(Structured figure records)
┌──
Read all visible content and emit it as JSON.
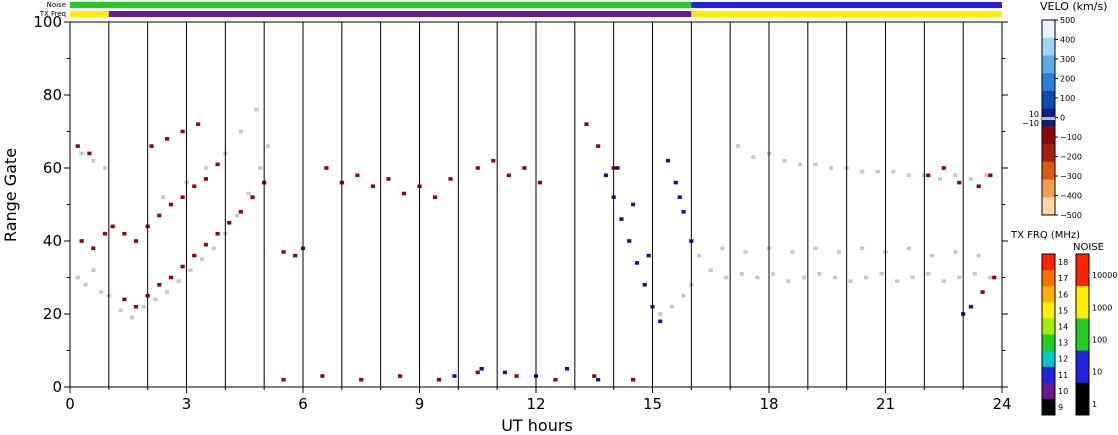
{
  "chart_data": {
    "type": "heatmap",
    "xlabel": "UT hours",
    "ylabel": "Range Gate",
    "xlim": [
      0,
      24
    ],
    "ylim": [
      0,
      100
    ],
    "x_ticks": [
      0,
      3,
      6,
      9,
      12,
      15,
      18,
      21,
      24
    ],
    "y_ticks": [
      0,
      20,
      40,
      60,
      80,
      100
    ],
    "hour_gridlines": [
      1,
      2,
      3,
      4,
      5,
      6,
      7,
      8,
      9,
      10,
      11,
      12,
      13,
      14,
      15,
      16,
      17,
      18,
      19,
      20,
      21,
      22,
      23
    ],
    "strip_labels": {
      "noise": "Noise",
      "txfreq": "TX Freq"
    },
    "noise_strip": [
      {
        "from": 0,
        "to": 16,
        "color": "#22cc22"
      },
      {
        "from": 16,
        "to": 24,
        "color": "#2222dd"
      }
    ],
    "txfreq_strip": [
      {
        "from": 0,
        "to": 1.0,
        "color": "#ffee00"
      },
      {
        "from": 1.0,
        "to": 16.0,
        "color": "#6a1a8a"
      },
      {
        "from": 16.0,
        "to": 24,
        "color": "#ffee00"
      }
    ],
    "velocity_scale": {
      "title": "VELO (km/s)",
      "ticks": [
        "500",
        "400",
        "300",
        "200",
        "100",
        "0",
        "−100",
        "−200",
        "−300",
        "−400",
        "−500"
      ],
      "ground_scatter_labels": [
        "10",
        "−10"
      ],
      "colors": [
        "#e6f4ff",
        "#9fd4f5",
        "#5aaee8",
        "#2a7fd8",
        "#0d4bb0",
        "#0a1f80",
        "#8b0a0a",
        "#a82010",
        "#d95a10",
        "#f0a050",
        "#ffd8a8"
      ]
    },
    "txfreq_scale": {
      "title": "TX FRQ (MHz)",
      "ticks": [
        "18",
        "17",
        "16",
        "15",
        "14",
        "13",
        "12",
        "11",
        "10",
        "9"
      ],
      "colors": [
        "#ff2000",
        "#ff7000",
        "#ffb000",
        "#ffee00",
        "#a0ee00",
        "#22cc22",
        "#00c8c8",
        "#2222dd",
        "#6a1a8a",
        "#000000"
      ]
    },
    "noise_scale": {
      "title": "NOISE",
      "ticks": [
        "10000",
        "1000",
        "100",
        "10",
        "1"
      ],
      "colors": [
        "#ff2000",
        "#ffee00",
        "#22cc22",
        "#2222dd",
        "#000000"
      ]
    },
    "series": [
      {
        "kind": "ground-scatter",
        "color": "#c8c8c8",
        "points": [
          [
            0.2,
            30
          ],
          [
            0.4,
            28
          ],
          [
            0.6,
            32
          ],
          [
            0.8,
            26
          ],
          [
            1.0,
            25
          ],
          [
            0.3,
            64
          ],
          [
            0.6,
            62
          ],
          [
            0.9,
            60
          ],
          [
            1.3,
            21
          ],
          [
            1.6,
            19
          ],
          [
            1.9,
            22
          ],
          [
            2.2,
            24
          ],
          [
            2.5,
            26
          ],
          [
            2.8,
            29
          ],
          [
            3.1,
            32
          ],
          [
            3.4,
            35
          ],
          [
            3.7,
            38
          ],
          [
            4.0,
            42
          ],
          [
            4.3,
            47
          ],
          [
            4.6,
            53
          ],
          [
            4.9,
            60
          ],
          [
            5.1,
            66
          ],
          [
            2.4,
            52
          ],
          [
            3.0,
            56
          ],
          [
            3.5,
            60
          ],
          [
            4.0,
            64
          ],
          [
            4.4,
            70
          ],
          [
            4.8,
            76
          ],
          [
            16.2,
            36
          ],
          [
            16.5,
            32
          ],
          [
            16.9,
            30
          ],
          [
            17.3,
            31
          ],
          [
            17.7,
            30
          ],
          [
            18.1,
            31
          ],
          [
            18.5,
            29
          ],
          [
            18.9,
            30
          ],
          [
            19.3,
            31
          ],
          [
            19.7,
            30
          ],
          [
            20.1,
            29
          ],
          [
            20.5,
            30
          ],
          [
            20.9,
            31
          ],
          [
            21.3,
            29
          ],
          [
            21.7,
            30
          ],
          [
            22.1,
            31
          ],
          [
            22.5,
            29
          ],
          [
            22.9,
            30
          ],
          [
            23.3,
            31
          ],
          [
            23.7,
            30
          ],
          [
            16.8,
            38
          ],
          [
            17.4,
            37
          ],
          [
            18.0,
            38
          ],
          [
            18.6,
            37
          ],
          [
            19.2,
            38
          ],
          [
            19.8,
            37
          ],
          [
            20.4,
            38
          ],
          [
            21.0,
            37
          ],
          [
            21.6,
            38
          ],
          [
            22.2,
            36
          ],
          [
            22.8,
            37
          ],
          [
            23.4,
            36
          ],
          [
            17.2,
            66
          ],
          [
            17.6,
            63
          ],
          [
            18.0,
            64
          ],
          [
            18.4,
            62
          ],
          [
            18.8,
            61
          ],
          [
            19.2,
            61
          ],
          [
            19.6,
            60
          ],
          [
            20.0,
            60
          ],
          [
            20.4,
            59
          ],
          [
            20.8,
            59
          ],
          [
            21.2,
            59
          ],
          [
            21.6,
            58
          ],
          [
            22.0,
            58
          ],
          [
            22.4,
            57
          ],
          [
            22.8,
            58
          ],
          [
            23.2,
            57
          ],
          [
            23.6,
            58
          ],
          [
            15.2,
            20
          ],
          [
            15.5,
            22
          ],
          [
            15.8,
            25
          ],
          [
            16.0,
            28
          ]
        ]
      },
      {
        "kind": "negative-velocity",
        "color": "#8b0a0a",
        "points": [
          [
            0.3,
            40
          ],
          [
            0.6,
            38
          ],
          [
            0.9,
            42
          ],
          [
            0.2,
            66
          ],
          [
            0.5,
            64
          ],
          [
            1.1,
            44
          ],
          [
            1.4,
            42
          ],
          [
            1.7,
            40
          ],
          [
            2.0,
            44
          ],
          [
            2.3,
            47
          ],
          [
            2.6,
            50
          ],
          [
            2.9,
            52
          ],
          [
            3.2,
            55
          ],
          [
            3.5,
            57
          ],
          [
            3.8,
            61
          ],
          [
            2.1,
            66
          ],
          [
            2.5,
            68
          ],
          [
            2.9,
            70
          ],
          [
            3.3,
            72
          ],
          [
            1.4,
            24
          ],
          [
            1.7,
            22
          ],
          [
            2.0,
            25
          ],
          [
            2.3,
            28
          ],
          [
            2.6,
            30
          ],
          [
            2.9,
            33
          ],
          [
            3.2,
            36
          ],
          [
            3.5,
            39
          ],
          [
            3.8,
            42
          ],
          [
            4.1,
            45
          ],
          [
            4.4,
            48
          ],
          [
            4.7,
            52
          ],
          [
            5.0,
            56
          ],
          [
            5.5,
            37
          ],
          [
            5.8,
            36
          ],
          [
            6.0,
            38
          ],
          [
            6.6,
            60
          ],
          [
            7.0,
            56
          ],
          [
            7.4,
            58
          ],
          [
            7.8,
            55
          ],
          [
            8.2,
            57
          ],
          [
            8.6,
            53
          ],
          [
            9.0,
            55
          ],
          [
            9.4,
            52
          ],
          [
            9.8,
            57
          ],
          [
            10.5,
            60
          ],
          [
            10.9,
            62
          ],
          [
            11.3,
            58
          ],
          [
            11.7,
            60
          ],
          [
            12.1,
            56
          ],
          [
            5.5,
            2
          ],
          [
            6.5,
            3
          ],
          [
            7.5,
            2
          ],
          [
            8.5,
            3
          ],
          [
            9.5,
            2
          ],
          [
            10.5,
            4
          ],
          [
            11.5,
            3
          ],
          [
            12.5,
            2
          ],
          [
            13.5,
            3
          ],
          [
            14.5,
            2
          ],
          [
            13.3,
            72
          ],
          [
            13.6,
            66
          ],
          [
            14.0,
            60
          ],
          [
            22.1,
            58
          ],
          [
            22.5,
            60
          ],
          [
            22.9,
            56
          ],
          [
            23.4,
            55
          ],
          [
            23.7,
            58
          ],
          [
            23.8,
            30
          ],
          [
            23.5,
            26
          ]
        ]
      },
      {
        "kind": "positive-velocity",
        "color": "#0a1f80",
        "points": [
          [
            13.8,
            58
          ],
          [
            14.0,
            52
          ],
          [
            14.2,
            46
          ],
          [
            14.4,
            40
          ],
          [
            14.6,
            34
          ],
          [
            14.8,
            28
          ],
          [
            15.0,
            22
          ],
          [
            15.2,
            18
          ],
          [
            14.1,
            60
          ],
          [
            14.5,
            50
          ],
          [
            14.9,
            36
          ],
          [
            15.6,
            56
          ],
          [
            15.8,
            48
          ],
          [
            16.0,
            40
          ],
          [
            15.4,
            62
          ],
          [
            15.7,
            52
          ],
          [
            11.2,
            4
          ],
          [
            12.0,
            3
          ],
          [
            12.8,
            5
          ],
          [
            13.6,
            2
          ],
          [
            10.6,
            5
          ],
          [
            9.9,
            3
          ],
          [
            23.0,
            20
          ],
          [
            23.2,
            22
          ]
        ]
      }
    ]
  }
}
└──
**Directions for this task**: Search the records for the word "title". Copy every line that has it.

**Exercise answer**:
      "title": "VELO (km/s)",
      "title": "TX FRQ (MHz)",
      "title": "NOISE",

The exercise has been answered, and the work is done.